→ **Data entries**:
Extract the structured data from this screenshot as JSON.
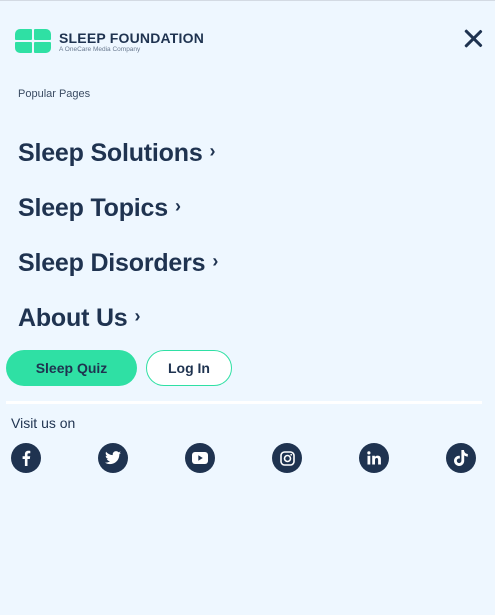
{
  "header": {
    "brand_name": "SLEEP FOUNDATION",
    "brand_tagline": "A OneCare Media Company",
    "close_icon": "close-icon"
  },
  "menu": {
    "section_label": "Popular Pages",
    "items": [
      {
        "label": "Sleep Solutions",
        "icon": "chevron-right-icon"
      },
      {
        "label": "Sleep Topics",
        "icon": "chevron-right-icon"
      },
      {
        "label": "Sleep Disorders",
        "icon": "chevron-right-icon"
      },
      {
        "label": "About Us",
        "icon": "chevron-right-icon"
      }
    ]
  },
  "actions": {
    "quiz_label": "Sleep Quiz",
    "login_label": "Log In"
  },
  "social": {
    "label": "Visit us on",
    "icons": [
      "facebook-icon",
      "twitter-icon",
      "youtube-icon",
      "instagram-icon",
      "linkedin-icon",
      "tiktok-icon"
    ]
  },
  "colors": {
    "background": "#eef7ff",
    "accent": "#2fe0a4",
    "text": "#1f3350"
  }
}
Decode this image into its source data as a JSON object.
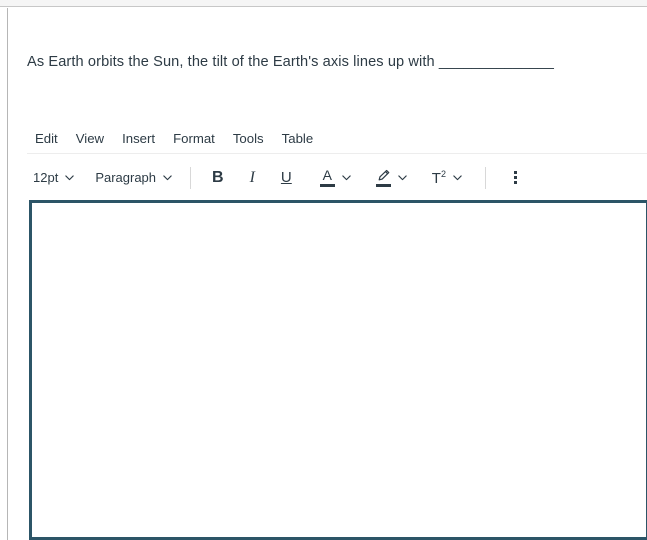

→ **PROMPT**:
Filter out all lines lacking the word "this" and copy the rest.

→ **OUTPUT OF THE TASK**:
Extract the structured data from this screenshot as JSON.
Decode this image into its source data as a JSON object.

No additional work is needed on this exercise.